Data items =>
•••

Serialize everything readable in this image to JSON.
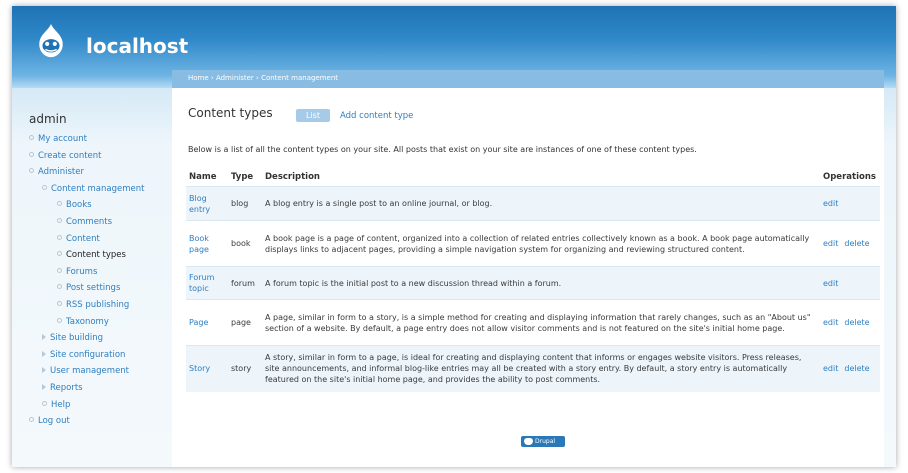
{
  "site": {
    "name": "localhost"
  },
  "breadcrumb": {
    "items": [
      "Home",
      "Administer",
      "Content management"
    ],
    "separator": "›"
  },
  "sidebar": {
    "title": "admin",
    "items": [
      {
        "label": "My account",
        "level": 0,
        "marker": "bullet"
      },
      {
        "label": "Create content",
        "level": 0,
        "marker": "bullet"
      },
      {
        "label": "Administer",
        "level": 0,
        "marker": "bullet"
      },
      {
        "label": "Content management",
        "level": 1,
        "marker": "bullet"
      },
      {
        "label": "Books",
        "level": 2,
        "marker": "bullet"
      },
      {
        "label": "Comments",
        "level": 2,
        "marker": "bullet"
      },
      {
        "label": "Content",
        "level": 2,
        "marker": "bullet"
      },
      {
        "label": "Content types",
        "level": 2,
        "marker": "bullet",
        "active": true
      },
      {
        "label": "Forums",
        "level": 2,
        "marker": "bullet"
      },
      {
        "label": "Post settings",
        "level": 2,
        "marker": "bullet"
      },
      {
        "label": "RSS publishing",
        "level": 2,
        "marker": "bullet"
      },
      {
        "label": "Taxonomy",
        "level": 2,
        "marker": "bullet"
      },
      {
        "label": "Site building",
        "level": 1,
        "marker": "triangle"
      },
      {
        "label": "Site configuration",
        "level": 1,
        "marker": "triangle"
      },
      {
        "label": "User management",
        "level": 1,
        "marker": "triangle"
      },
      {
        "label": "Reports",
        "level": 1,
        "marker": "triangle"
      },
      {
        "label": "Help",
        "level": 1,
        "marker": "bullet"
      },
      {
        "label": "Log out",
        "level": 0,
        "marker": "bullet"
      }
    ]
  },
  "main": {
    "title": "Content types",
    "tabs": {
      "list": "List",
      "add": "Add content type"
    },
    "intro": "Below is a list of all the content types on your site. All posts that exist on your site are instances of one of these content types.",
    "table": {
      "headers": {
        "name": "Name",
        "type": "Type",
        "description": "Description",
        "operations": "Operations"
      },
      "rows": [
        {
          "name": "Blog entry",
          "type": "blog",
          "description": "A blog entry is a single post to an online journal, or blog.",
          "edit": "edit",
          "delete": ""
        },
        {
          "name": "Book page",
          "type": "book",
          "description": "A book page is a page of content, organized into a collection of related entries collectively known as a book. A book page automatically displays links to adjacent pages, providing a simple navigation system for organizing and reviewing structured content.",
          "edit": "edit",
          "delete": "delete"
        },
        {
          "name": "Forum topic",
          "type": "forum",
          "description": "A forum topic is the initial post to a new discussion thread within a forum.",
          "edit": "edit",
          "delete": ""
        },
        {
          "name": "Page",
          "type": "page",
          "description": "A page, similar in form to a story, is a simple method for creating and displaying information that rarely changes, such as an \"About us\" section of a website. By default, a page entry does not allow visitor comments and is not featured on the site's initial home page.",
          "edit": "edit",
          "delete": "delete"
        },
        {
          "name": "Story",
          "type": "story",
          "description": "A story, similar in form to a page, is ideal for creating and displaying content that informs or engages website visitors. Press releases, site announcements, and informal blog-like entries may all be created with a story entry. By default, a story entry is automatically featured on the site's initial home page, and provides the ability to post comments.",
          "edit": "edit",
          "delete": "delete"
        }
      ]
    }
  },
  "footer": {
    "badge": "Drupal"
  },
  "colors": {
    "header": "#2f88c8",
    "link": "#2e7ec0",
    "row_alt": "#edf5fb",
    "tab_active": "#a6cbe8"
  }
}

•••

EXERCISE AIM => Your answer should be a single number: the count of lines in these records that hold the string "name".

EXPECTED OUTPUT => 7